> _Exercise task_: Write out all of the data without omission, exactly as shown.

::: Data lines :::

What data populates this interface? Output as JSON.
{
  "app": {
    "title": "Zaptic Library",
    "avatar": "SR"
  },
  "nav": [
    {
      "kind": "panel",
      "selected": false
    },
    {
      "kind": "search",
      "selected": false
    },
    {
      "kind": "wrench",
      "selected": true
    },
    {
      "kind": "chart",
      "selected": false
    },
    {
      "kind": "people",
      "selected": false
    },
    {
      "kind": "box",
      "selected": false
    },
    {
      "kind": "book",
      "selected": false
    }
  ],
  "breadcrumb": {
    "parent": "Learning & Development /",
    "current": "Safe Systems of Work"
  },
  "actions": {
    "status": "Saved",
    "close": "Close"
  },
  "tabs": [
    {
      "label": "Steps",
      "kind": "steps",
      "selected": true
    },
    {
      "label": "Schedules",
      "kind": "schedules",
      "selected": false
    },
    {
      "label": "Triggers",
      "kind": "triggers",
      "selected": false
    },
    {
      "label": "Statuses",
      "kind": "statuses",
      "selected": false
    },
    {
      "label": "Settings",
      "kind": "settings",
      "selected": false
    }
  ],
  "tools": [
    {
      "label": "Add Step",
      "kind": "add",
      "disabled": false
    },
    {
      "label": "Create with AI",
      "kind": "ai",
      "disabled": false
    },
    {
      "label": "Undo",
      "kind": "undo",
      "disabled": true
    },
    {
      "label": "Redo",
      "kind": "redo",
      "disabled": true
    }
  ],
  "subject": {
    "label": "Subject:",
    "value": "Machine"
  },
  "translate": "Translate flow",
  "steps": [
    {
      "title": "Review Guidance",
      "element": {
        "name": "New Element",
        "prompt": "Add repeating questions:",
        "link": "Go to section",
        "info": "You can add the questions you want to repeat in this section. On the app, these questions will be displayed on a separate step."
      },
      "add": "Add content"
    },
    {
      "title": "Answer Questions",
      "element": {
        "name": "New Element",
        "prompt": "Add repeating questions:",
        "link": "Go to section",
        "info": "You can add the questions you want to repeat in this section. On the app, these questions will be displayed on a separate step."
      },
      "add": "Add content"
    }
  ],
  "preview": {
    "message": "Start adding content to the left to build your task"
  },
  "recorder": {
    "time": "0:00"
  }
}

:::

> _Full answer_:
What data populates this interface? Output as JSON.
{
  "app": {
    "title": "Zaptic Library",
    "avatar": "SR"
  },
  "nav": [
    {
      "kind": "panel",
      "selected": false
    },
    {
      "kind": "search",
      "selected": false
    },
    {
      "kind": "wrench",
      "selected": true
    },
    {
      "kind": "chart",
      "selected": false
    },
    {
      "kind": "people",
      "selected": false
    },
    {
      "kind": "box",
      "selected": false
    },
    {
      "kind": "book",
      "selected": false
    }
  ],
  "breadcrumb": {
    "parent": "Learning & Development /",
    "current": "Safe Systems of Work"
  },
  "actions": {
    "status": "Saved",
    "close": "Close"
  },
  "tabs": [
    {
      "label": "Steps",
      "kind": "steps",
      "selected": true
    },
    {
      "label": "Schedules",
      "kind": "schedules",
      "selected": false
    },
    {
      "label": "Triggers",
      "kind": "triggers",
      "selected": false
    },
    {
      "label": "Statuses",
      "kind": "statuses",
      "selected": false
    },
    {
      "label": "Settings",
      "kind": "settings",
      "selected": false
    }
  ],
  "tools": [
    {
      "label": "Add Step",
      "kind": "add",
      "disabled": false
    },
    {
      "label": "Create with AI",
      "kind": "ai",
      "disabled": false
    },
    {
      "label": "Undo",
      "kind": "undo",
      "disabled": true
    },
    {
      "label": "Redo",
      "kind": "redo",
      "disabled": true
    }
  ],
  "subject": {
    "label": "Subject:",
    "value": "Machine"
  },
  "translate": "Translate flow",
  "steps": [
    {
      "title": "Review Guidance",
      "element": {
        "name": "New Element",
        "prompt": "Add repeating questions:",
        "link": "Go to section",
        "info": "You can add the questions you want to repeat in this section. On the app, these questions will be displayed on a separate step."
      },
      "add": "Add content"
    },
    {
      "title": "Answer Questions",
      "element": {
        "name": "New Element",
        "prompt": "Add repeating questions:",
        "link": "Go to section",
        "info": "You can add the questions you want to repeat in this section. On the app, these questions will be displayed on a separate step."
      },
      "add": "Add content"
    }
  ],
  "preview": {
    "message": "Start adding content to the left to build your task"
  },
  "recorder": {
    "time": "0:00"
  }
}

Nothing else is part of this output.